Check every line below for the word "page" and copy each one that has it.

━━━

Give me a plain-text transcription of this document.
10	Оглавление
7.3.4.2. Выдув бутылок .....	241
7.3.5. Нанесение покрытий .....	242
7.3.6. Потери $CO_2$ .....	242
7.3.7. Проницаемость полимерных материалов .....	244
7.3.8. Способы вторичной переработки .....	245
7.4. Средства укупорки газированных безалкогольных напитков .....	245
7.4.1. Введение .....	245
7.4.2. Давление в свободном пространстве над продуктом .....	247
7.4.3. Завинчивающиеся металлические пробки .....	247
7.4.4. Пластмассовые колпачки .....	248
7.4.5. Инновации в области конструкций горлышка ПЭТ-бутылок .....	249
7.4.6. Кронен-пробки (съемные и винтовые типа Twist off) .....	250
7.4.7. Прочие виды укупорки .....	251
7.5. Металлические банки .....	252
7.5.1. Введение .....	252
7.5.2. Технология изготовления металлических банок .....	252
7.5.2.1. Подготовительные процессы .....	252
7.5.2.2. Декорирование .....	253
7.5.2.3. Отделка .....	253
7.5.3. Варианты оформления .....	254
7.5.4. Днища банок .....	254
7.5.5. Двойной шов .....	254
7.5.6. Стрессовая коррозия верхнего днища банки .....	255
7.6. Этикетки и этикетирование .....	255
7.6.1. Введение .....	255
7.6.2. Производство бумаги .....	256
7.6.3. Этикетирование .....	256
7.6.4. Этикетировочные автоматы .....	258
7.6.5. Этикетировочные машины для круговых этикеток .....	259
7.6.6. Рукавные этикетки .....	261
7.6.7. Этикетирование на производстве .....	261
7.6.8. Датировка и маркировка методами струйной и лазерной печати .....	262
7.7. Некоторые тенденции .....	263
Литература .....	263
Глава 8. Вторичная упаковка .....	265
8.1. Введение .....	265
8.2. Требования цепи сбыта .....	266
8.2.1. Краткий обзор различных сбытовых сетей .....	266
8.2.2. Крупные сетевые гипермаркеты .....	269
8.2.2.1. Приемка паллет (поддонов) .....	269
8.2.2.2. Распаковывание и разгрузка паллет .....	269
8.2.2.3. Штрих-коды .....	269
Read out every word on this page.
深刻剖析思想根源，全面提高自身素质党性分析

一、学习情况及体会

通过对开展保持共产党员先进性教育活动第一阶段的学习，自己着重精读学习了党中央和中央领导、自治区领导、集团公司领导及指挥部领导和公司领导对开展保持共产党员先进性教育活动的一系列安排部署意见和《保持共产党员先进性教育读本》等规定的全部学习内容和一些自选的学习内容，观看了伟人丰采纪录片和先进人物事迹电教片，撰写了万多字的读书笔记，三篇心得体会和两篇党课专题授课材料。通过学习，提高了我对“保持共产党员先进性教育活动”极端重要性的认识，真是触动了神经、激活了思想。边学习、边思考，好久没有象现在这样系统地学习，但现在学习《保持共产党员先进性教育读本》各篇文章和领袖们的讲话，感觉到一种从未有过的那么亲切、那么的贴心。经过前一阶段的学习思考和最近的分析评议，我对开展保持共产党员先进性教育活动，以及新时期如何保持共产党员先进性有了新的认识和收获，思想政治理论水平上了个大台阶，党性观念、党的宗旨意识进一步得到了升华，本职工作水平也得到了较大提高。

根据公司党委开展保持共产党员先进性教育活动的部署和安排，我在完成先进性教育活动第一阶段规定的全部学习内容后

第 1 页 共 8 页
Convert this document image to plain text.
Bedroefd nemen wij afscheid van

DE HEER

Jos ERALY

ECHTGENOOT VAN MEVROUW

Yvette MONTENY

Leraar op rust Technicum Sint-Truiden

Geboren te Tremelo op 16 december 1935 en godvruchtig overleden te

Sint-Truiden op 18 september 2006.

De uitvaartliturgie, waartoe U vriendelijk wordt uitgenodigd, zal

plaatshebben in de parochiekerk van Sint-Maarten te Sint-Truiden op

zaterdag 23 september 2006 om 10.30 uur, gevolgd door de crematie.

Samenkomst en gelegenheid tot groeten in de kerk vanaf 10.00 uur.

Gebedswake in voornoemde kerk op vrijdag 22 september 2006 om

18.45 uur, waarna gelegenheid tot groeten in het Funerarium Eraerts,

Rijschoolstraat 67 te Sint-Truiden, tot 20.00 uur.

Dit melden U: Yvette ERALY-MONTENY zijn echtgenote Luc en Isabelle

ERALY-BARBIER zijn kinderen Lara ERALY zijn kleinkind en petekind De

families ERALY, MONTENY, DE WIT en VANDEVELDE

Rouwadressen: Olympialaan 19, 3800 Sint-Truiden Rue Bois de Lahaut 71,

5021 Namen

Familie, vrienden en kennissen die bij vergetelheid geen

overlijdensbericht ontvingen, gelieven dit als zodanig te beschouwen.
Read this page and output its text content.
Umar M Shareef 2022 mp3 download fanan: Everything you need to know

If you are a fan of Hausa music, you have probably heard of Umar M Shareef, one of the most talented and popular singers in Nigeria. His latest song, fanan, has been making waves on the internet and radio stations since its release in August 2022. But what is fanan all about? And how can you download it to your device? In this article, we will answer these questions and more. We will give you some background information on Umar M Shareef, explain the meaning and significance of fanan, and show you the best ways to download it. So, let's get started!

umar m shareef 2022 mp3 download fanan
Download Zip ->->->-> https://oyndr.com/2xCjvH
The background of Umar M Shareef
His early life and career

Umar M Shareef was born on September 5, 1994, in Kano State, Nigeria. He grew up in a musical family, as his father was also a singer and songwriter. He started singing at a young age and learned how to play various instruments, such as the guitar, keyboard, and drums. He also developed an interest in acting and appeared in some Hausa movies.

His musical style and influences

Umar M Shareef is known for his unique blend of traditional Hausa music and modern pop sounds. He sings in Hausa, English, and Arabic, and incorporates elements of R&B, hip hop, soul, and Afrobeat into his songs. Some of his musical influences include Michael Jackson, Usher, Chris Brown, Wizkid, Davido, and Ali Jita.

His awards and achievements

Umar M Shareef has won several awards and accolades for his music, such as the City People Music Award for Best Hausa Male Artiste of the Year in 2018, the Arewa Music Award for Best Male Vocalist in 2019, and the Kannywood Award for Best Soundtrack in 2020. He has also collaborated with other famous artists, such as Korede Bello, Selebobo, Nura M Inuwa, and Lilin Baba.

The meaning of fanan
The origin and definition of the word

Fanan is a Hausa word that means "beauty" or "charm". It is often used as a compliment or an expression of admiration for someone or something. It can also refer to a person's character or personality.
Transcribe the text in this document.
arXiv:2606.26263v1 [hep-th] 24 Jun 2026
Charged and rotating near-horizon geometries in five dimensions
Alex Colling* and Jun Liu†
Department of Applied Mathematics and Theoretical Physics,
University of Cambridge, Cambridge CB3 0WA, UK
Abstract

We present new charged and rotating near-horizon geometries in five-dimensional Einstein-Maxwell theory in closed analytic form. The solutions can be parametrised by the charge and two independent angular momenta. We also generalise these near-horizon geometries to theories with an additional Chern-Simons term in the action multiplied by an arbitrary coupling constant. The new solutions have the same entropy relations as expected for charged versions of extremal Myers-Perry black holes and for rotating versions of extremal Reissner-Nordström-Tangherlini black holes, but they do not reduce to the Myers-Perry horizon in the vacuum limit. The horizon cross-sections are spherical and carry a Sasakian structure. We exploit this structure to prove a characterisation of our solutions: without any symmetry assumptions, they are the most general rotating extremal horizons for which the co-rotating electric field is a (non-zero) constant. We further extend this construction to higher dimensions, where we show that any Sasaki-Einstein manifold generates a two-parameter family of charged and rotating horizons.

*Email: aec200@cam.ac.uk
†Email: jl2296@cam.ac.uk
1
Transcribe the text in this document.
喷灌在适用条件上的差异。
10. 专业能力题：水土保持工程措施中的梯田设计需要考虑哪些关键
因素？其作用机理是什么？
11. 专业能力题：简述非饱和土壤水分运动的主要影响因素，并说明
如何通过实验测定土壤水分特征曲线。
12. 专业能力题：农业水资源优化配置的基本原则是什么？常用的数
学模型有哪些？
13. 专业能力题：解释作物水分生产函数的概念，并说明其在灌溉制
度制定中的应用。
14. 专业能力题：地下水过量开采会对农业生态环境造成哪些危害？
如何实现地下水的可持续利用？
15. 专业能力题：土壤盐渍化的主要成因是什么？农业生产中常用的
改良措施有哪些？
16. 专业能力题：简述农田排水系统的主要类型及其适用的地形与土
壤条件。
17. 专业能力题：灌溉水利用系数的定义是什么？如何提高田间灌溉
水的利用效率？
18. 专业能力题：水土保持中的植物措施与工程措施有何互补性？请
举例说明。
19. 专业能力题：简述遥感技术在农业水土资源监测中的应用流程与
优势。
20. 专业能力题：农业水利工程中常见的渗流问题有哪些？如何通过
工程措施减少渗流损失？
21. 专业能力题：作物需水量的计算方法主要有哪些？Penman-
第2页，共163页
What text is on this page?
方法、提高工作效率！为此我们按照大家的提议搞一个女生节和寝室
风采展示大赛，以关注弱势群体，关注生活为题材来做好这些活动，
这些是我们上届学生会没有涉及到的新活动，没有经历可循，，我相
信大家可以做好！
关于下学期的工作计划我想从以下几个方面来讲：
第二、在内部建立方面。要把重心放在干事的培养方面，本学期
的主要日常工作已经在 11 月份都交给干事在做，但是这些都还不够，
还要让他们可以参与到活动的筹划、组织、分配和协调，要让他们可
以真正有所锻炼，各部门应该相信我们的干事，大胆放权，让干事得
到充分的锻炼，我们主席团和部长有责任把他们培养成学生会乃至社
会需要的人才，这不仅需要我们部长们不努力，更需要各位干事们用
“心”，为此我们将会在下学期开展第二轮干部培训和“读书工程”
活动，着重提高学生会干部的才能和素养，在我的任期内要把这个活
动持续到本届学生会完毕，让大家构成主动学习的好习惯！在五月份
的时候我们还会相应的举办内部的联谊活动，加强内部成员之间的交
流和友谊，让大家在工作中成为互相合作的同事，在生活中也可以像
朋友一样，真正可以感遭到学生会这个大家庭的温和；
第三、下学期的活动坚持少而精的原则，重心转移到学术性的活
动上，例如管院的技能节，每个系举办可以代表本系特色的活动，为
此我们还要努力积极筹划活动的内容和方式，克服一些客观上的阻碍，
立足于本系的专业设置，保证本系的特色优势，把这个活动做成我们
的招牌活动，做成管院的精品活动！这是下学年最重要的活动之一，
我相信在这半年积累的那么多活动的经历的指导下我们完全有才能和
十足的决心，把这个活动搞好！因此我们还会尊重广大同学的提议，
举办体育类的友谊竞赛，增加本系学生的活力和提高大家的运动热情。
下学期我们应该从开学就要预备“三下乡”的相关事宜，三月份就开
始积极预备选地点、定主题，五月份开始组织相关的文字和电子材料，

━━━

## Answer for the task
Read out every word on this page.
Read this page and output its text content.
What text is on this page?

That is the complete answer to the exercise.